TASK TO CARRY OUT: Output all records precisely as written.

RECORD SET:

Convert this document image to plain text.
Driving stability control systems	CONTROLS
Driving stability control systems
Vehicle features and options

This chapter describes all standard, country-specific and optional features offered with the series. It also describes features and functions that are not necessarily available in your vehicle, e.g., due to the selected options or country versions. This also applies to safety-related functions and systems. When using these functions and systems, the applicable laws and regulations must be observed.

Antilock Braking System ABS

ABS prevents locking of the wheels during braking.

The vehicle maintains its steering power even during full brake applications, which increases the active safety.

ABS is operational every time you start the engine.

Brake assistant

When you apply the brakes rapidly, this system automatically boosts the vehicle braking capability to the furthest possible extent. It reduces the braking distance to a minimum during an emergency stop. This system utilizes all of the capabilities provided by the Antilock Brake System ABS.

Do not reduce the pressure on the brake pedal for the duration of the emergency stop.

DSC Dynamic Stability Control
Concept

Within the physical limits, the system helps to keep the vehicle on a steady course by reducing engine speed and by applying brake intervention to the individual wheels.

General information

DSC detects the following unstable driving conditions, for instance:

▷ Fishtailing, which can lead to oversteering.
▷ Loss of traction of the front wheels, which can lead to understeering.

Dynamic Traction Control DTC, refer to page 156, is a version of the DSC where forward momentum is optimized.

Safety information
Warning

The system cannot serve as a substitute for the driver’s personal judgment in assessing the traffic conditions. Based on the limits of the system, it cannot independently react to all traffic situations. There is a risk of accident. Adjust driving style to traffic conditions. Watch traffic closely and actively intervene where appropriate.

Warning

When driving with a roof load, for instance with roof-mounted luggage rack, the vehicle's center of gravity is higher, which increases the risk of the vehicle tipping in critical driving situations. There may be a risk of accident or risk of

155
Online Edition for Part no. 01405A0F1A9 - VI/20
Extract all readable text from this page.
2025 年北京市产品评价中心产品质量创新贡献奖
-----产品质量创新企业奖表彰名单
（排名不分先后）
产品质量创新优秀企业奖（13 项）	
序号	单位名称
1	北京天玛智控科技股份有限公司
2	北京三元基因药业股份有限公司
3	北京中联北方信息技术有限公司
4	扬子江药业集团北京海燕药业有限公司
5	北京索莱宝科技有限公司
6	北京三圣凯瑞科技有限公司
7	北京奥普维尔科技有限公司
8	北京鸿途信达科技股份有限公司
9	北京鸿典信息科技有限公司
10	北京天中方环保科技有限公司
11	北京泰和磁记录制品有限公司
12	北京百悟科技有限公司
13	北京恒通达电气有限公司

RESULT OF THIS EXERCISE:
Convert this document image to plain text.
Driving stability control systems	CONTROLS
Driving stability control systems
Vehicle features and options

This chapter describes all standard, country-specific and optional features offered with the series. It also describes features and functions that are not necessarily available in your vehicle, e.g., due to the selected options or country versions. This also applies to safety-related functions and systems. When using these functions and systems, the applicable laws and regulations must be observed.

Antilock Braking System ABS

ABS prevents locking of the wheels during braking.

The vehicle maintains its steering power even during full brake applications, which increases the active safety.

ABS is operational every time you start the engine.

Brake assistant

When you apply the brakes rapidly, this system automatically boosts the vehicle braking capability to the furthest possible extent. It reduces the braking distance to a minimum during an emergency stop. This system utilizes all of the capabilities provided by the Antilock Brake System ABS.

Do not reduce the pressure on the brake pedal for the duration of the emergency stop.

DSC Dynamic Stability Control
Concept

Within the physical limits, the system helps to keep the vehicle on a steady course by reducing engine speed and by applying brake intervention to the individual wheels.

General information

DSC detects the following unstable driving conditions, for instance:

▷ Fishtailing, which can lead to oversteering.
▷ Loss of traction of the front wheels, which can lead to understeering.

Dynamic Traction Control DTC, refer to page 156, is a version of the DSC where forward momentum is optimized.

Safety information
Warning

The system cannot serve as a substitute for the driver’s personal judgment in assessing the traffic conditions. Based on the limits of the system, it cannot independently react to all traffic situations. There is a risk of accident. Adjust driving style to traffic conditions. Watch traffic closely and actively intervene where appropriate.

Warning

When driving with a roof load, for instance with roof-mounted luggage rack, the vehicle's center of gravity is higher, which increases the risk of the vehicle tipping in critical driving situations. There may be a risk of accident or risk of

155
Online Edition for Part no. 01405A0F1A9 - VI/20
Extract all readable text from this page.
2025 年北京市产品评价中心产品质量创新贡献奖
-----产品质量创新企业奖表彰名单
（排名不分先后）
产品质量创新优秀企业奖（13 项）	
序号	单位名称
1	北京天玛智控科技股份有限公司
2	北京三元基因药业股份有限公司
3	北京中联北方信息技术有限公司
4	扬子江药业集团北京海燕药业有限公司
5	北京索莱宝科技有限公司
6	北京三圣凯瑞科技有限公司
7	北京奥普维尔科技有限公司
8	北京鸿途信达科技股份有限公司
9	北京鸿典信息科技有限公司
10	北京天中方环保科技有限公司
11	北京泰和磁记录制品有限公司
12	北京百悟科技有限公司
13	北京恒通达电气有限公司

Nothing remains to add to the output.